→ **本文**:
吉田博

吉田博の版画の
買取価格とポイント

1876年~1950年 物故作家。
福岡県久留米市に生まれ。1887年に福岡市に転居する。県立中学修猷館を卒業後、京都にでて田村宗立に師事する。翌年上京して不同舎に入り、明治美術会会員となる。1899年から2年間欧米に遊学し、1902年には太平洋画会結成に参加する。文展では連続で受賞後、審査員を務める。1936年に日本山岳画協会を結成し、実際に登攀し実見した内外の山岳風景を、主に水彩画や版画に表現する。当時の日本人としては稀な芸術家で、海外体験を通じて東西の芸術作法を見つめ、一貫して風景を取材する。自然に飛び込み融合することで体得した自然観と、欧米の専門家をも驚嘆させた高い技術をもって制作を重ねた。


吉田博が木版画作家になったきっかけ|ダイアナ妃に認められた吉田博の略歴と木版画が楽しめる全国の美術館

吉田博の作品の買取ポイント

吉田博の作風について

版画家・吉田博は浮世絵の流れを汲みつつ、独自の進化を果たしました。過度な装飾やデザイン性を排除した写実的な風景が特徴的で、近代的な浮世絵像を確立させた作家と言えます。当時は洋画の勢いが強く、日本独自の古典的な表現様式に重きを置かれていなかった時代に獅子奮迅のごとく実績を重ね、美術史で高い評価を得ています。
「富士拾景」、「瀬戸内海集」、「日本アルプス十二題」などのシリーズ作品が多いのも特徴です。

吉田博の作品の現在の評価と価値

浮世絵の流れを汲む作家の特徴として、現代版画では一般的な限定部数(1/300や23/50など)の記載は無く、サインのみです。通常は限定部数が無いと発行枚数が分からない事から、作品の権威性(評価)が落ちますが、吉田博を含む一部の作家は影響がありません。浮世絵の流れを汲み、現代版画の常識からすると少し特殊なジャンルでしょう。

→ **小問 A**:
本文によると、吉田博が1936年に結成した団体の名前は何か。
本文と以下の記録には何の関係もありません。

→ **処理用データ**:
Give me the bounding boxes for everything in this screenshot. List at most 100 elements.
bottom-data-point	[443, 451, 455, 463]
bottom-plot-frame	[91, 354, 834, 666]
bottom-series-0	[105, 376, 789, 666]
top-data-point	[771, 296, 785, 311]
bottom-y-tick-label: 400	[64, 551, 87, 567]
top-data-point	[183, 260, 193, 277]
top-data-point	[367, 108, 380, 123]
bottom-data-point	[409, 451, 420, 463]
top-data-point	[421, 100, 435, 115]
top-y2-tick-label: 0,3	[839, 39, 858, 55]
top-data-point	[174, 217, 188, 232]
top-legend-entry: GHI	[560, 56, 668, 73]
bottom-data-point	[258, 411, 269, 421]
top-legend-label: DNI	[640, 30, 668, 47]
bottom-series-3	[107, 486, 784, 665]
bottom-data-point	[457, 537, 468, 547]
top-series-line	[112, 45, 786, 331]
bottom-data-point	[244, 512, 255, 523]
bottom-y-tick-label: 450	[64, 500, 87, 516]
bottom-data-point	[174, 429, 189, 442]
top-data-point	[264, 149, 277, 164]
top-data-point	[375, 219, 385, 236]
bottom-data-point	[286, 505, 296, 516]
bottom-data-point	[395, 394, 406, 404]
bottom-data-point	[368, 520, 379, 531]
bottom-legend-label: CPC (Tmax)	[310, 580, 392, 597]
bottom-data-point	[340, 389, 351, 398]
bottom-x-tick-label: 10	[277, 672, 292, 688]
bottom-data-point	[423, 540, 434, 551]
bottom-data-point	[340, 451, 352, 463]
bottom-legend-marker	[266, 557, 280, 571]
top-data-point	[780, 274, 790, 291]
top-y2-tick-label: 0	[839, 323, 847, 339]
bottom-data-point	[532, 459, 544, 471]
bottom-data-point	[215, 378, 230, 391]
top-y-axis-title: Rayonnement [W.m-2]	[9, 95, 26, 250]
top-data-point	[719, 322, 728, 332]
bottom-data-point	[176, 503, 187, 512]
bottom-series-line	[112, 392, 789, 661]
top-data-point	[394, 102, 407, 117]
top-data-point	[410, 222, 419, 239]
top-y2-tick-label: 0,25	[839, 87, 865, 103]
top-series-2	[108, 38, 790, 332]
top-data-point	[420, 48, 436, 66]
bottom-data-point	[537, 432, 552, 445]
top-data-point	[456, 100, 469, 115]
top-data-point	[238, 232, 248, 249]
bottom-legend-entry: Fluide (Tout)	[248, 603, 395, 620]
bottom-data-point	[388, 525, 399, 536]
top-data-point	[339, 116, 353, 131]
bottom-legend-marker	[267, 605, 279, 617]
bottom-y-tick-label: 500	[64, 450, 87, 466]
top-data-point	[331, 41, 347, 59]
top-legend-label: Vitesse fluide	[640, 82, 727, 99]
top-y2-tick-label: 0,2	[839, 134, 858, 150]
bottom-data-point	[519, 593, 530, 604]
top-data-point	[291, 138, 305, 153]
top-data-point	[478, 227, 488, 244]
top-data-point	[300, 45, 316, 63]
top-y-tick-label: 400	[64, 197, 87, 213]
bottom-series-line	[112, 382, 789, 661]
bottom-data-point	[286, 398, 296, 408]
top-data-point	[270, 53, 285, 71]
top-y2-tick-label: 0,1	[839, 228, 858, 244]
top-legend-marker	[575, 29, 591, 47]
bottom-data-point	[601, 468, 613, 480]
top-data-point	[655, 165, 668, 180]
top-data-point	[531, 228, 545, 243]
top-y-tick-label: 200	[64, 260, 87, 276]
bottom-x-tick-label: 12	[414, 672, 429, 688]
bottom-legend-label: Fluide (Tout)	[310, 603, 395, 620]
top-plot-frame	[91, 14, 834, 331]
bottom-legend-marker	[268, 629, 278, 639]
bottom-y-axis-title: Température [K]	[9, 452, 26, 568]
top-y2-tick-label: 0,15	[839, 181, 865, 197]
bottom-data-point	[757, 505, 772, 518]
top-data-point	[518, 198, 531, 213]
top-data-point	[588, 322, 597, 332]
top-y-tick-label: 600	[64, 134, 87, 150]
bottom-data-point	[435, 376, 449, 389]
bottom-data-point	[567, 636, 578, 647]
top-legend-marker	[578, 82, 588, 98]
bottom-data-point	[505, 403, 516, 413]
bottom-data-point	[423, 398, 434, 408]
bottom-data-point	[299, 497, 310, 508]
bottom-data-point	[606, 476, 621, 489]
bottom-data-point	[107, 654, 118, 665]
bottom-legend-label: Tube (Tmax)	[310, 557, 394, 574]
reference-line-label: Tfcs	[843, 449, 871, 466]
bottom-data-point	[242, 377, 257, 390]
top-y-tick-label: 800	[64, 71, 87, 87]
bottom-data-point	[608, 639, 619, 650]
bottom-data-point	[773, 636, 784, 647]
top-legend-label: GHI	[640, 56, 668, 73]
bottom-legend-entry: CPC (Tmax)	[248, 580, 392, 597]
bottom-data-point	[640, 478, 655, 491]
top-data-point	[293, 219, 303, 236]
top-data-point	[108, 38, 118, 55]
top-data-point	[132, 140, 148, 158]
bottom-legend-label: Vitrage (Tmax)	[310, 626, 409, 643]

→ **小問 B**:
記録の最初の行から「41, 347, 59]」を含む行まで、その行も含めて一字一句そのまま書き写してください。

→ **正解 A**:
日本山岳画協会

→ **正解 B**:
Give me the bounding boxes for everything in this screenshot. List at most 100 elements.
bottom-data-point	[443, 451, 455, 463]
bottom-plot-frame	[91, 354, 834, 666]
bottom-series-0	[105, 376, 789, 666]
top-data-point	[771, 296, 785, 311]
bottom-y-tick-label: 400	[64, 551, 87, 567]
top-data-point	[183, 260, 193, 277]
top-data-point	[367, 108, 380, 123]
bottom-data-point	[409, 451, 420, 463]
top-data-point	[421, 100, 435, 115]
top-y2-tick-label: 0,3	[839, 39, 858, 55]
top-data-point	[174, 217, 188, 232]
top-legend-entry: GHI	[560, 56, 668, 73]
bottom-data-point	[258, 411, 269, 421]
top-legend-label: DNI	[640, 30, 668, 47]
bottom-series-3	[107, 486, 784, 665]
bottom-data-point	[457, 537, 468, 547]
top-series-line	[112, 45, 786, 331]
bottom-data-point	[244, 512, 255, 523]
bottom-y-tick-label: 450	[64, 500, 87, 516]
bottom-data-point	[174, 429, 189, 442]
top-data-point	[264, 149, 277, 164]
top-data-point	[375, 219, 385, 236]
bottom-data-point	[286, 505, 296, 516]
bottom-data-point	[395, 394, 406, 404]
bottom-data-point	[368, 520, 379, 531]
bottom-legend-label: CPC (Tmax)	[310, 580, 392, 597]
bottom-data-point	[340, 389, 351, 398]
bottom-x-tick-label: 10	[277, 672, 292, 688]
bottom-data-point	[423, 540, 434, 551]
bottom-data-point	[340, 451, 352, 463]
bottom-legend-marker	[266, 557, 280, 571]
top-data-point	[780, 274, 790, 291]
top-y2-tick-label: 0	[839, 323, 847, 339]
bottom-data-point	[532, 459, 544, 471]
bottom-data-point	[215, 378, 230, 391]
top-y-axis-title: Rayonnement [W.m-2]	[9, 95, 26, 250]
top-data-point	[719, 322, 728, 332]
bottom-data-point	[176, 503, 187, 512]
bottom-series-line	[112, 392, 789, 661]
top-data-point	[394, 102, 407, 117]
top-data-point	[410, 222, 419, 239]
top-y2-tick-label: 0,25	[839, 87, 865, 103]
top-series-2	[108, 38, 790, 332]
top-data-point	[420, 48, 436, 66]
bottom-data-point	[537, 432, 552, 445]
top-data-point	[456, 100, 469, 115]
top-data-point	[238, 232, 248, 249]
bottom-legend-entry: Fluide (Tout)	[248, 603, 395, 620]
bottom-data-point	[388, 525, 399, 536]
top-data-point	[339, 116, 353, 131]
bottom-legend-marker	[267, 605, 279, 617]
bottom-y-tick-label: 500	[64, 450, 87, 466]
top-data-point	[331, 41, 347, 59]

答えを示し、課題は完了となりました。